Written task: Which lines in the records below contain the word "проведением"? Copy each one out.

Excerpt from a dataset
·····

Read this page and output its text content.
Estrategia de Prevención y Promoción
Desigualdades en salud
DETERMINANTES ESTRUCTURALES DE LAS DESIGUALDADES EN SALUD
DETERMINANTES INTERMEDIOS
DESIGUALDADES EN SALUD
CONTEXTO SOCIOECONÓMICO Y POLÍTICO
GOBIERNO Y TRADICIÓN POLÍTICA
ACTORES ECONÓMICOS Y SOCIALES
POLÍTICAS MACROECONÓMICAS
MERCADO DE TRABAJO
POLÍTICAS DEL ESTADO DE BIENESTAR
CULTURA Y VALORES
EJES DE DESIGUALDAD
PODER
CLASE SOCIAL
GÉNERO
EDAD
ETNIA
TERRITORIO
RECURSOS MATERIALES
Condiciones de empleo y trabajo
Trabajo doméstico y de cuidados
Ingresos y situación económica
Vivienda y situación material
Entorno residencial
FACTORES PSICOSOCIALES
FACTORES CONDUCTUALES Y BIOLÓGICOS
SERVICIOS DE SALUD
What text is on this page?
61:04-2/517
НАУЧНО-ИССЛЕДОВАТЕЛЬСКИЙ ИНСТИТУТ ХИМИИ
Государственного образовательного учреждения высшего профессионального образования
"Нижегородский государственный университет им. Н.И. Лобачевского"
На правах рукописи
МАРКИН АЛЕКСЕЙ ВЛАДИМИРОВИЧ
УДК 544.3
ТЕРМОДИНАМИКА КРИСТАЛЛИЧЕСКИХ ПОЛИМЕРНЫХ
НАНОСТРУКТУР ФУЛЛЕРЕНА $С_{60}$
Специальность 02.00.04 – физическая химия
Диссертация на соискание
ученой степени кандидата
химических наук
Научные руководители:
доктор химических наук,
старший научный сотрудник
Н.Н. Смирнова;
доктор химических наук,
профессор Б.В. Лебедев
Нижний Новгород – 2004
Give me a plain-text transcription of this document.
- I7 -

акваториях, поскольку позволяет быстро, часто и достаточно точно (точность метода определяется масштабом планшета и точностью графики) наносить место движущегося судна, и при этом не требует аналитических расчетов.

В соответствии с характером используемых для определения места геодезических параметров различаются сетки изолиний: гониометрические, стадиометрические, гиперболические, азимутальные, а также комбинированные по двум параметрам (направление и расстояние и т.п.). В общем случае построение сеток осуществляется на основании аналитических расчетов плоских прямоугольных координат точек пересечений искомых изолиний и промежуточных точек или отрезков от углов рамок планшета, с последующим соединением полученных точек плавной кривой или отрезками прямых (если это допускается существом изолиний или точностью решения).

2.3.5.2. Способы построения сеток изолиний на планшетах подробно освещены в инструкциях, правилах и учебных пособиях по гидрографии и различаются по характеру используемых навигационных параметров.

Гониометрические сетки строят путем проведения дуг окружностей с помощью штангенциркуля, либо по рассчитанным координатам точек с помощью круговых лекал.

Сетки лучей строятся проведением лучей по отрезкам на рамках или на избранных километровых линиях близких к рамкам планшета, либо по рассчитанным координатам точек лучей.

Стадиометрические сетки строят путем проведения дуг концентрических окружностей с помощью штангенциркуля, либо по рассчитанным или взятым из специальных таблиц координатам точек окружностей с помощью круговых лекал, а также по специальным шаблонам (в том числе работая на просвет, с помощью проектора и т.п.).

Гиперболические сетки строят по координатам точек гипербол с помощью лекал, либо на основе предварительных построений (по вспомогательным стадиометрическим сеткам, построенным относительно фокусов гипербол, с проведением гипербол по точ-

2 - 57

·····

Exercise solution:
Сетки лучей строятся проведением лучей по отрезкам на рамках или на избранных километровых линиях близких к рамкам планшета, либо по рассчитанным координатам точек лучей.
Гиперболические сетки строят по координатам точек гипербол с помощью лекал, либо на основе предварительных построений (по вспомогательным стадиометрическим сеткам, построенным относительно фокусов гипербол, с проведением гипербол по точ-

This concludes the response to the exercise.